• [RECORDS FOR THIS TASK]:
···

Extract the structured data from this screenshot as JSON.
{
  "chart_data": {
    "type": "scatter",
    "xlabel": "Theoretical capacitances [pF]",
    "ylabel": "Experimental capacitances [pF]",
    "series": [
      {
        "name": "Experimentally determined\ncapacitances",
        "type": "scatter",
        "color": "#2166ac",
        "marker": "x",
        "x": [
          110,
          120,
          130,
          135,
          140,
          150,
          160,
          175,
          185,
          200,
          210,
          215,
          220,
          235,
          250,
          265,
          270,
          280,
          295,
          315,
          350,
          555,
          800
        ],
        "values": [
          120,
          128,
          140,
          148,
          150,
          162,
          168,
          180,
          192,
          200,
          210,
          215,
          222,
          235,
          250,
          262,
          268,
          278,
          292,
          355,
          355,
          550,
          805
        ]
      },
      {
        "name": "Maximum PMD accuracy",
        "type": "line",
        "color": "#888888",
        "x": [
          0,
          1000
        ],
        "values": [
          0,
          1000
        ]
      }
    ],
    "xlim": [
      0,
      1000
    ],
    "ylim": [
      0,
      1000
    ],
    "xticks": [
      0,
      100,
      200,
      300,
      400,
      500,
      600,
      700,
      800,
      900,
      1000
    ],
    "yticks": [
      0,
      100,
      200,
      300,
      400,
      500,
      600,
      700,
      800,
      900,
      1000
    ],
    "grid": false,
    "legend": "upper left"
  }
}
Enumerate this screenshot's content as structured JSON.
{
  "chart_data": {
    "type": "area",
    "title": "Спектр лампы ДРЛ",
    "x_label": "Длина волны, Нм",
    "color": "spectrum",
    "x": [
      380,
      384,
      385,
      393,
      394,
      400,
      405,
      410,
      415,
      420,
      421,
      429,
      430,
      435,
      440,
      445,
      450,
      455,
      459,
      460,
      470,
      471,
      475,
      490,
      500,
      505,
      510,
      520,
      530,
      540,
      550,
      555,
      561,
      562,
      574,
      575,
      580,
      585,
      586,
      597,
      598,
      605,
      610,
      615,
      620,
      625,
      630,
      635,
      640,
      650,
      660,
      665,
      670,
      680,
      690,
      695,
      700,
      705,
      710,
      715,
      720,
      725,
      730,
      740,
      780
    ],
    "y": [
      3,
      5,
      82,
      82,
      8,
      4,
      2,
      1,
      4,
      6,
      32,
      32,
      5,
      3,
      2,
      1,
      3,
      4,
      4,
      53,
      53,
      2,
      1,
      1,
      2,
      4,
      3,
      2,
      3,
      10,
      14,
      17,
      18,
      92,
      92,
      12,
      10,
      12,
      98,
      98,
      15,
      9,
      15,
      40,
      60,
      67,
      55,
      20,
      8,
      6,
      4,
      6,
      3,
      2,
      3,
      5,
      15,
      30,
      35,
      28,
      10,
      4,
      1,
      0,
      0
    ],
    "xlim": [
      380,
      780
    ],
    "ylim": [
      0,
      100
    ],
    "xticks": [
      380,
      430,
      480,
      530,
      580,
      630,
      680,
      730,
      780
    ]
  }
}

···

• [TASK OBJECTIVE]:
List each line of the records that holds the string "structured".

• [TASK SOLUTION]:
Extract the structured data from this screenshot as JSON.
Enumerate this screenshot's content as structured JSON.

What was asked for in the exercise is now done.